### EXERCISE INPUT
┏━━
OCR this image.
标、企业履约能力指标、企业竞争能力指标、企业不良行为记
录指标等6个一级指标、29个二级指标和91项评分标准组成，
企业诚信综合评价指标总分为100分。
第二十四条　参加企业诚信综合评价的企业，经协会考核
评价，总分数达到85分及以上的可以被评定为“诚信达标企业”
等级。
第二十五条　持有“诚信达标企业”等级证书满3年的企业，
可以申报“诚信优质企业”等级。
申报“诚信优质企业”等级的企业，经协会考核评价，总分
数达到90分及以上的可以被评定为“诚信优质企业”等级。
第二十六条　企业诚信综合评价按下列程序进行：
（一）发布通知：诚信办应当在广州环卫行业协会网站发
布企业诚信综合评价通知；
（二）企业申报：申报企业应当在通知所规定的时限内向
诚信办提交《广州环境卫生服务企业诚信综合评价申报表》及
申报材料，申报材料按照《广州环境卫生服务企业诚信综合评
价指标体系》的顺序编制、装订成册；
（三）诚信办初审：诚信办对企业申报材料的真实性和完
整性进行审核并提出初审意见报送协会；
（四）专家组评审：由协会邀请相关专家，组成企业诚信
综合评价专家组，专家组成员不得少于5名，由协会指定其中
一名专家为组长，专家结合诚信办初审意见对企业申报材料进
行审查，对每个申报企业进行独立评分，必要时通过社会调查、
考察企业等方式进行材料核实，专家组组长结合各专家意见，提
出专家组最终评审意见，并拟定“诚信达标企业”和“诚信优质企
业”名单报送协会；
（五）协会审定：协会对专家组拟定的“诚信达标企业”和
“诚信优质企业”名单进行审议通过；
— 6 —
┗━━
### SET PROBLEM
Gather up every line in the data above that contains the word "诚信优质企业", copying each one.

### PROBLEM SOLUTION
可以申报“诚信优质企业”等级。
申报“诚信优质企业”等级的企业，经协会考核评价，总分
数达到90分及以上的可以被评定为“诚信优质企业”等级。
“诚信优质企业”名单进行审议通过；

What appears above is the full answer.